## TASK STATEMENT
Return all lines where the word "enterprises" can be found.

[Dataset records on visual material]
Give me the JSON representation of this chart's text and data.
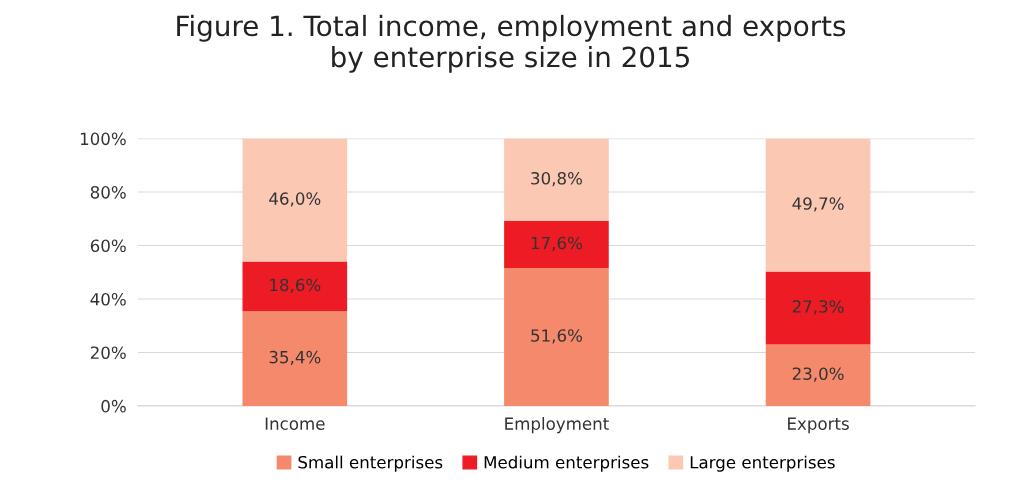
{
  "chart_data": {
    "type": "bar",
    "stacked": true,
    "title": "Figure 1. Total income, employment and exports\nby enterprise size in 2015",
    "categories": [
      "Income",
      "Employment",
      "Exports"
    ],
    "series": [
      {
        "name": "Small enterprises",
        "color": "#f4896b",
        "values": [
          35.4,
          51.6,
          23.0
        ],
        "value_labels": [
          "35,4%",
          "51,6%",
          "23,0%"
        ]
      },
      {
        "name": "Medium enterprises",
        "color": "#ed1c24",
        "values": [
          18.6,
          17.6,
          27.3
        ],
        "value_labels": [
          "18,6%",
          "17,6%",
          "27,3%"
        ]
      },
      {
        "name": "Large enterprises",
        "color": "#fbc8b4",
        "values": [
          46.0,
          30.8,
          49.7
        ],
        "value_labels": [
          "46,0%",
          "30,8%",
          "49,7%"
        ]
      }
    ],
    "ylim": [
      0,
      100
    ],
    "yticks": [
      {
        "value": 0,
        "label": "0%"
      },
      {
        "value": 20,
        "label": "20%"
      },
      {
        "value": 40,
        "label": "40%"
      },
      {
        "value": 60,
        "label": "60%"
      },
      {
        "value": 80,
        "label": "80%"
      },
      {
        "value": 100,
        "label": "100%"
      }
    ],
    "grid": "y",
    "legend": "bottom"
  }
}
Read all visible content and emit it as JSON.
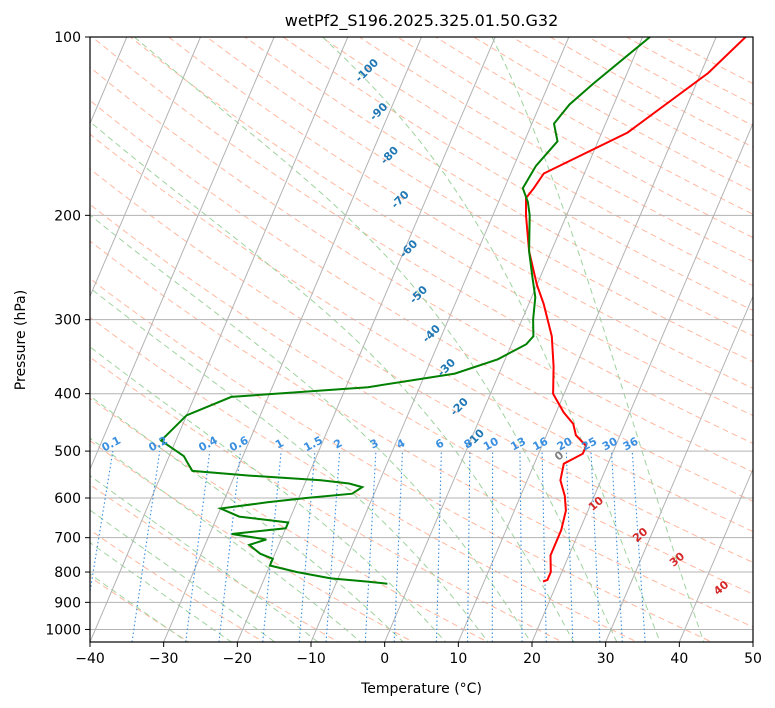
{
  "chart_data": {
    "type": "skew-t log-p",
    "title": "wetPf2_S196.2025.325.01.50.G32",
    "xlabel": "Temperature (°C)",
    "ylabel": "Pressure (hPa)",
    "xlim": [
      -40,
      50
    ],
    "ylim": [
      1050,
      100
    ],
    "y_scale": "log",
    "x_ticks": [
      "−40",
      "−30",
      "−20",
      "−10",
      "0",
      "10",
      "20",
      "30",
      "40",
      "50"
    ],
    "y_ticks": [
      "100",
      "200",
      "300",
      "400",
      "500",
      "600",
      "700",
      "800",
      "900",
      "1000"
    ],
    "grid": true,
    "series": [
      {
        "color": "#ff0000",
        "points": [
          [
            14,
            100
          ],
          [
            11,
            115
          ],
          [
            3.5,
            145
          ],
          [
            -5.5,
            170
          ],
          [
            -6,
            180
          ],
          [
            -6.5,
            187
          ],
          [
            -5.5,
            200
          ],
          [
            -3,
            230
          ],
          [
            0,
            262
          ],
          [
            2,
            282
          ],
          [
            5,
            320
          ],
          [
            7,
            360
          ],
          [
            8.5,
            400
          ],
          [
            11,
            430
          ],
          [
            13,
            450
          ],
          [
            14,
            470
          ],
          [
            16,
            490
          ],
          [
            16,
            505
          ],
          [
            14,
            525
          ],
          [
            14.5,
            560
          ],
          [
            16,
            595
          ],
          [
            17,
            630
          ],
          [
            17.5,
            680
          ],
          [
            17.5,
            750
          ],
          [
            18.5,
            800
          ],
          [
            18.5,
            825
          ],
          [
            18,
            830
          ]
        ]
      },
      {
        "color": "#008000",
        "points": [
          [
            1,
            100
          ],
          [
            -4,
            120
          ],
          [
            -6,
            130
          ],
          [
            -7,
            140
          ],
          [
            -5.5,
            150
          ],
          [
            -7,
            165
          ],
          [
            -7.5,
            180
          ],
          [
            -6,
            190
          ],
          [
            -5,
            200
          ],
          [
            -3,
            230
          ],
          [
            -1,
            255
          ],
          [
            0.5,
            275
          ],
          [
            1.5,
            300
          ],
          [
            2.5,
            320
          ],
          [
            2,
            330
          ],
          [
            -1,
            350
          ],
          [
            -6,
            370
          ],
          [
            -17,
            390
          ],
          [
            -35,
            405
          ],
          [
            -40,
            435
          ],
          [
            -42,
            480
          ],
          [
            -38,
            510
          ],
          [
            -37,
            525
          ],
          [
            -36,
            540
          ],
          [
            -28,
            550
          ],
          [
            -18,
            560
          ],
          [
            -14,
            567
          ],
          [
            -12,
            575
          ],
          [
            -13,
            590
          ],
          [
            -19,
            600
          ],
          [
            -24,
            610
          ],
          [
            -30,
            625
          ],
          [
            -27,
            645
          ],
          [
            -20,
            660
          ],
          [
            -20,
            675
          ],
          [
            -27,
            690
          ],
          [
            -22,
            705
          ],
          [
            -24,
            720
          ],
          [
            -22,
            745
          ],
          [
            -20,
            760
          ],
          [
            -20,
            780
          ],
          [
            -16,
            800
          ],
          [
            -11,
            820
          ],
          [
            -6,
            830
          ],
          [
            -3,
            837
          ]
        ]
      }
    ],
    "dry_adiabat_labels": [
      "-100",
      "-90",
      "-80",
      "-70",
      "-60",
      "-50",
      "-40",
      "-30",
      "-20",
      "-10"
    ],
    "mixing_ratio_labels": [
      "0.1",
      "0.2",
      "0.4",
      "0.6",
      "1",
      "1.5",
      "2",
      "3",
      "4",
      "6",
      "8",
      "10",
      "13",
      "16",
      "20",
      "25",
      "30",
      "36"
    ],
    "moist_adiabat_labels": [
      "0",
      "10",
      "20",
      "30",
      "40"
    ],
    "colors": {
      "isotherm": "#b3b3b3",
      "isobar": "#b3b3b3",
      "dry_adiabat": "#ffb8a0",
      "moist_adiabat": "#9fd39f",
      "mixing_ratio": "#3a8fe0",
      "label_blue": "#1f77b4",
      "label_red": "#d62728",
      "label_gray": "#808080",
      "temperature": "#ff0000",
      "dewpoint": "#008000"
    }
  }
}
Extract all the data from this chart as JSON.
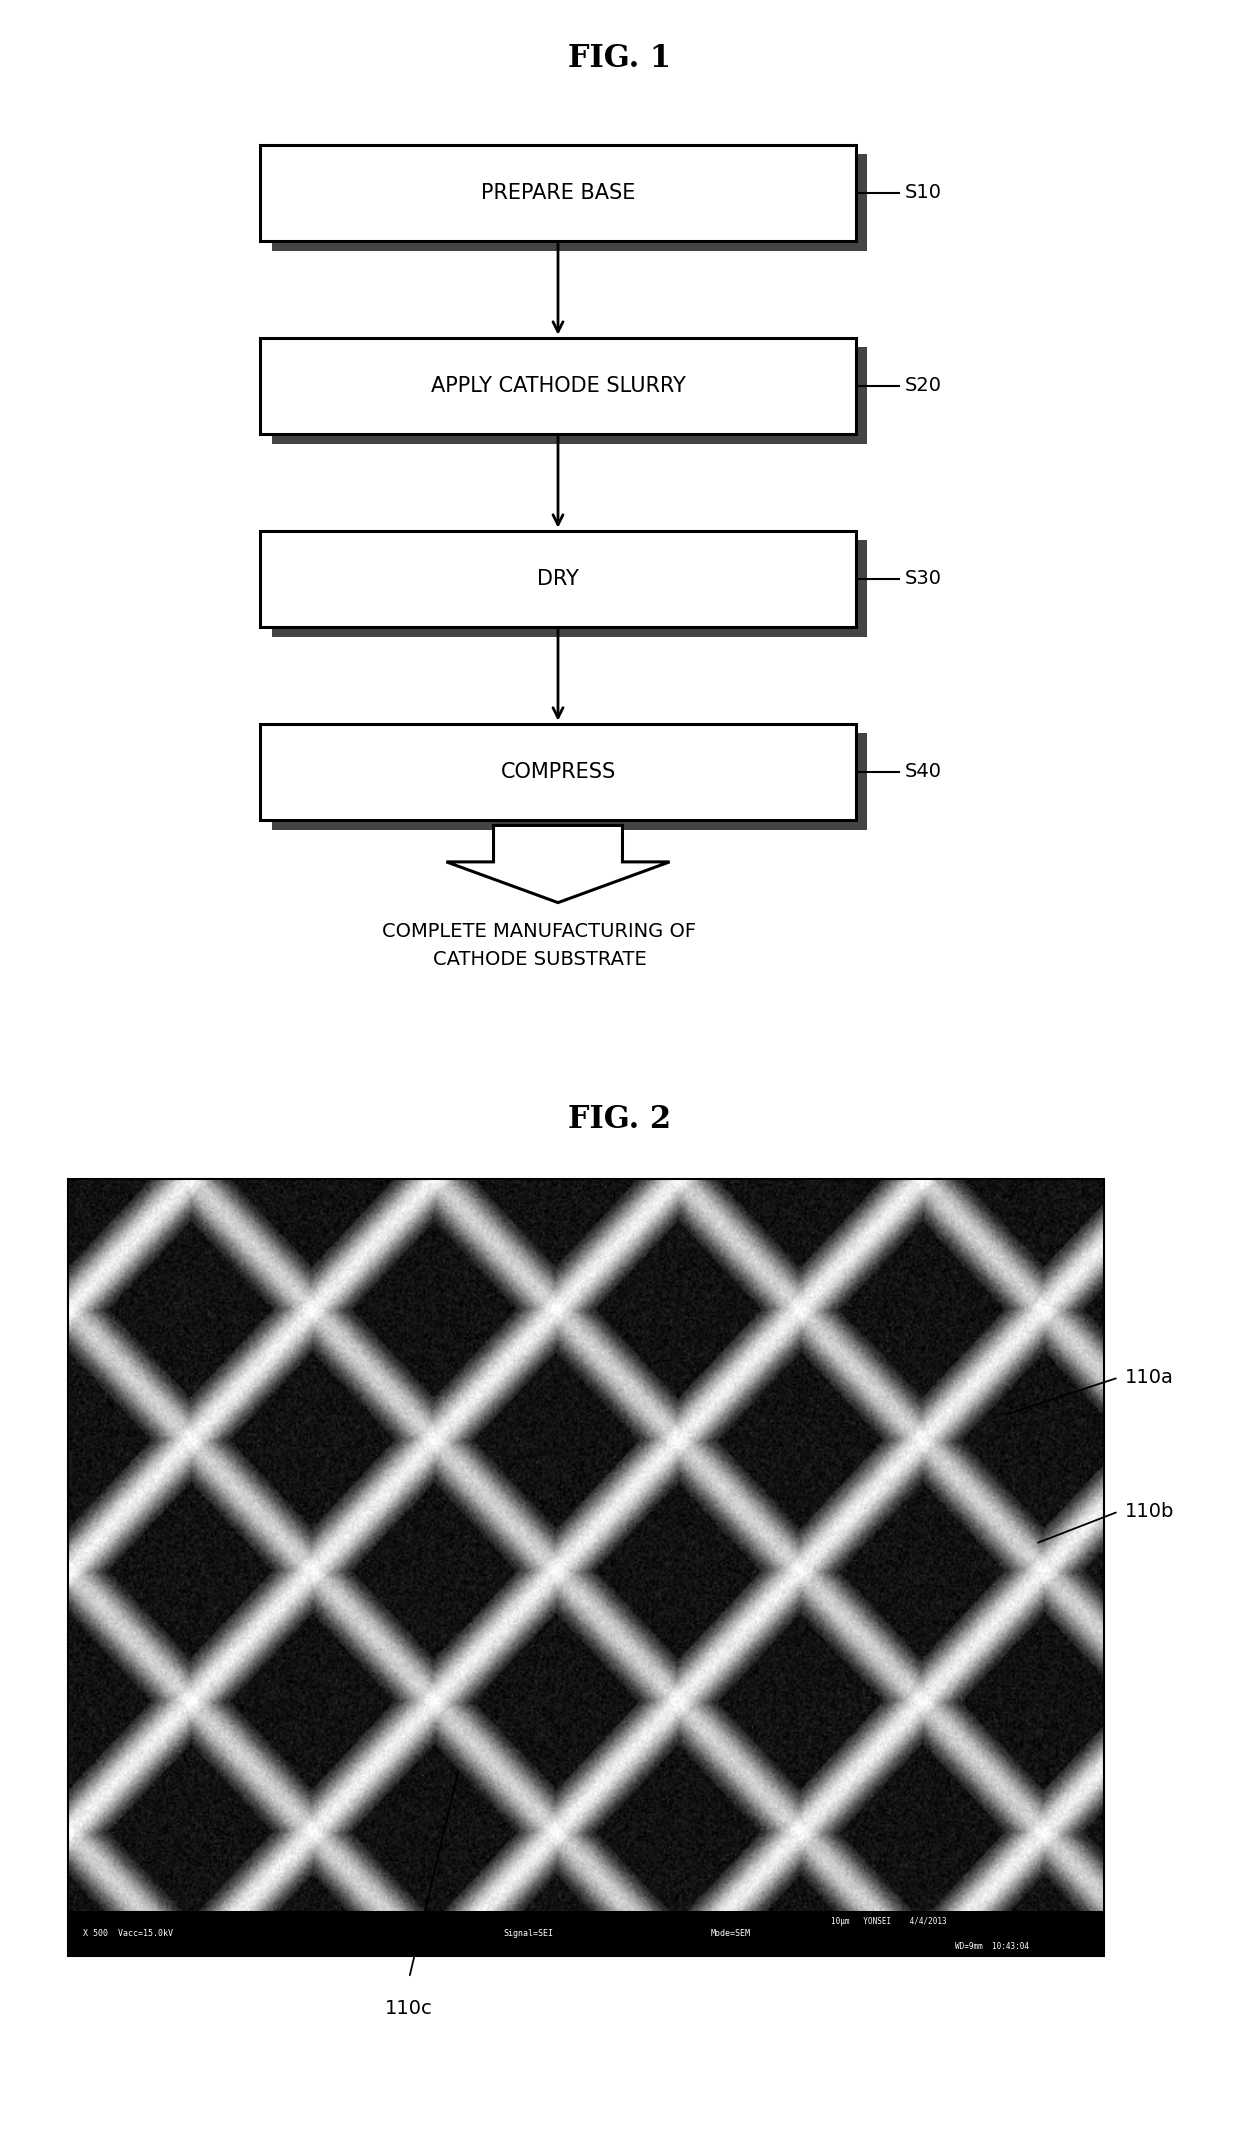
{
  "fig_title": "FIG. 1",
  "fig2_title": "FIG. 2",
  "background_color": "#ffffff",
  "steps": [
    {
      "label": "PREPARE BASE",
      "step_id": "S10"
    },
    {
      "label": "APPLY CATHODE SLURRY",
      "step_id": "S20"
    },
    {
      "label": "DRY",
      "step_id": "S30"
    },
    {
      "label": "COMPRESS",
      "step_id": "S40"
    }
  ],
  "final_label": "COMPLETE MANUFACTURING OF\nCATHODE SUBSTRATE",
  "label_110a": "110a",
  "label_110b": "110b",
  "label_110c": "110c",
  "box_edge_color": "#000000",
  "box_face_color": "#ffffff",
  "box_shadow_color": "#444444",
  "text_color": "#000000",
  "arrow_color": "#000000",
  "title_fontsize": 22,
  "step_fontsize": 15,
  "label_fontsize": 14,
  "final_fontsize": 14
}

## EXERCISE OUTPUT
        "name": "Small enterprises",
        "name": "Medium enterprises",
        "name": "Large enterprises",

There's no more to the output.